─── The input ───

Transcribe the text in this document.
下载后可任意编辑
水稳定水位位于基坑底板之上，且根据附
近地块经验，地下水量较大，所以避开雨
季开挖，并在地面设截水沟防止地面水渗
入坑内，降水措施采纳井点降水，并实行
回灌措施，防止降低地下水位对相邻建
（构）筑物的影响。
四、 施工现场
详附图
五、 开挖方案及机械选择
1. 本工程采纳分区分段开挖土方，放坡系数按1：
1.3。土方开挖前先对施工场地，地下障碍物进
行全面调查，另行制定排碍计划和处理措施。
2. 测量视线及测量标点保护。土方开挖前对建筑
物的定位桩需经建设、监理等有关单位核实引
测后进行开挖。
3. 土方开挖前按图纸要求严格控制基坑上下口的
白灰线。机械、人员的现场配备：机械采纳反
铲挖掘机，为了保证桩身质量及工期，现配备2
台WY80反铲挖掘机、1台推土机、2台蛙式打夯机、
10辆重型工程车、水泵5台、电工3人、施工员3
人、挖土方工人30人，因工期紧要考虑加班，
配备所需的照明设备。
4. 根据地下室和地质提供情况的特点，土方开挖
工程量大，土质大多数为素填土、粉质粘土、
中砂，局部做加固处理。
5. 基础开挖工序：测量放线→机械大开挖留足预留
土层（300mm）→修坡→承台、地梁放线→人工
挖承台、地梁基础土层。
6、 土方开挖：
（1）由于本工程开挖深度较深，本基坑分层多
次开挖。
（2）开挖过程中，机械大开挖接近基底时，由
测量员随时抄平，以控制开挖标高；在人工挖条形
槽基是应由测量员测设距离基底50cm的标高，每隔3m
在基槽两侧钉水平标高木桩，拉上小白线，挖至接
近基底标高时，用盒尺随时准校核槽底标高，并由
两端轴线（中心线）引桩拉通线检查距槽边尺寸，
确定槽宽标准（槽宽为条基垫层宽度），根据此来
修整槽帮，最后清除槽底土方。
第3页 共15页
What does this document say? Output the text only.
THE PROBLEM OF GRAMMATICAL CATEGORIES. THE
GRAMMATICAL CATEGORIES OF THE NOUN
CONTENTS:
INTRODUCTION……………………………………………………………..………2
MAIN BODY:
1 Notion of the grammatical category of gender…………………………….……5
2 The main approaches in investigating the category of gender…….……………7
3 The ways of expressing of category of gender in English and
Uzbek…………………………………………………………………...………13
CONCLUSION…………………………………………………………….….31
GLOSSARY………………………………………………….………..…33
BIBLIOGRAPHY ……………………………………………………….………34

───

• **What you need to do**
Tally the lines in the listing that hold "document" and report the number alone.

• **Full output**
2